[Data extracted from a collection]
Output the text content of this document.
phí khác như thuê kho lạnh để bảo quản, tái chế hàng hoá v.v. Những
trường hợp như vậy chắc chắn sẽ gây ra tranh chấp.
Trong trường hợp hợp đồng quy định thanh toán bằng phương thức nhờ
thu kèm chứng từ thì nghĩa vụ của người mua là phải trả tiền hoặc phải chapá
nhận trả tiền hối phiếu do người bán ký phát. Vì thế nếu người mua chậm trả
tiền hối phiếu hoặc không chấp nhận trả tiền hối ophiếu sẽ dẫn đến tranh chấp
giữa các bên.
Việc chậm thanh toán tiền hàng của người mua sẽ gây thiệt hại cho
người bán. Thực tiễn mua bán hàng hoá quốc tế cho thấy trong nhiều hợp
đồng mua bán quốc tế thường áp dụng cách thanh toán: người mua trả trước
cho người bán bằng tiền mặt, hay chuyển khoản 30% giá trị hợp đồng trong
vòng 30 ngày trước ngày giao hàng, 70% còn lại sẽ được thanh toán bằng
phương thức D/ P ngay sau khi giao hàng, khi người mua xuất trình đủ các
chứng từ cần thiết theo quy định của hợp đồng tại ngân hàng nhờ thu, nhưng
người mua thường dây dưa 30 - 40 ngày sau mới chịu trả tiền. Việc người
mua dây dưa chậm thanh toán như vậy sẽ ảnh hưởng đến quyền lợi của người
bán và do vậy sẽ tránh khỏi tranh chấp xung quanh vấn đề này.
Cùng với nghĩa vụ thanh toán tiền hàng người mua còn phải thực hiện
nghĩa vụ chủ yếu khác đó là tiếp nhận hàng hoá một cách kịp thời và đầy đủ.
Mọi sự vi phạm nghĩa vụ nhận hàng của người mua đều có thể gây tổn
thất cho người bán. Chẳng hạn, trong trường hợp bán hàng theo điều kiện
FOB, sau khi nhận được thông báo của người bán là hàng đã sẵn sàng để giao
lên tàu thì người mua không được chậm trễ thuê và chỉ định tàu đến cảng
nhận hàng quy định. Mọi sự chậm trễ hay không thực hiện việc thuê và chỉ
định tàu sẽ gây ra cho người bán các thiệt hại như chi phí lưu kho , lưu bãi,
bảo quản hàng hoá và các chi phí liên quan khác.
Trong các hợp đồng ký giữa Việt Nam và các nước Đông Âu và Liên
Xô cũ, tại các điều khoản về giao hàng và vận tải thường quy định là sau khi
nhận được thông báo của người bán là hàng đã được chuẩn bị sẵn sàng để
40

** What you are asked to do **
Your task is to output the full set of records exactly as presented.

** Answer to this problem **
Output the text content of this document.
phí khác như thuê kho lạnh để bảo quản, tái chế hàng hoá v.v. Những
trường hợp như vậy chắc chắn sẽ gây ra tranh chấp.
Trong trường hợp hợp đồng quy định thanh toán bằng phương thức nhờ
thu kèm chứng từ thì nghĩa vụ của người mua là phải trả tiền hoặc phải chapá
nhận trả tiền hối phiếu do người bán ký phát. Vì thế nếu người mua chậm trả
tiền hối phiếu hoặc không chấp nhận trả tiền hối ophiếu sẽ dẫn đến tranh chấp
giữa các bên.
Việc chậm thanh toán tiền hàng của người mua sẽ gây thiệt hại cho
người bán. Thực tiễn mua bán hàng hoá quốc tế cho thấy trong nhiều hợp
đồng mua bán quốc tế thường áp dụng cách thanh toán: người mua trả trước
cho người bán bằng tiền mặt, hay chuyển khoản 30% giá trị hợp đồng trong
vòng 30 ngày trước ngày giao hàng, 70% còn lại sẽ được thanh toán bằng
phương thức D/ P ngay sau khi giao hàng, khi người mua xuất trình đủ các
chứng từ cần thiết theo quy định của hợp đồng tại ngân hàng nhờ thu, nhưng
người mua thường dây dưa 30 - 40 ngày sau mới chịu trả tiền. Việc người
mua dây dưa chậm thanh toán như vậy sẽ ảnh hưởng đến quyền lợi của người
bán và do vậy sẽ tránh khỏi tranh chấp xung quanh vấn đề này.
Cùng với nghĩa vụ thanh toán tiền hàng người mua còn phải thực hiện
nghĩa vụ chủ yếu khác đó là tiếp nhận hàng hoá một cách kịp thời và đầy đủ.
Mọi sự vi phạm nghĩa vụ nhận hàng của người mua đều có thể gây tổn
thất cho người bán. Chẳng hạn, trong trường hợp bán hàng theo điều kiện
FOB, sau khi nhận được thông báo của người bán là hàng đã sẵn sàng để giao
lên tàu thì người mua không được chậm trễ thuê và chỉ định tàu đến cảng
nhận hàng quy định. Mọi sự chậm trễ hay không thực hiện việc thuê và chỉ
định tàu sẽ gây ra cho người bán các thiệt hại như chi phí lưu kho , lưu bãi,
bảo quản hàng hoá và các chi phí liên quan khác.
Trong các hợp đồng ký giữa Việt Nam và các nước Đông Âu và Liên
Xô cũ, tại các điều khoản về giao hàng và vận tải thường quy định là sau khi
nhận được thông báo của người bán là hàng đã được chuẩn bị sẵn sàng để
40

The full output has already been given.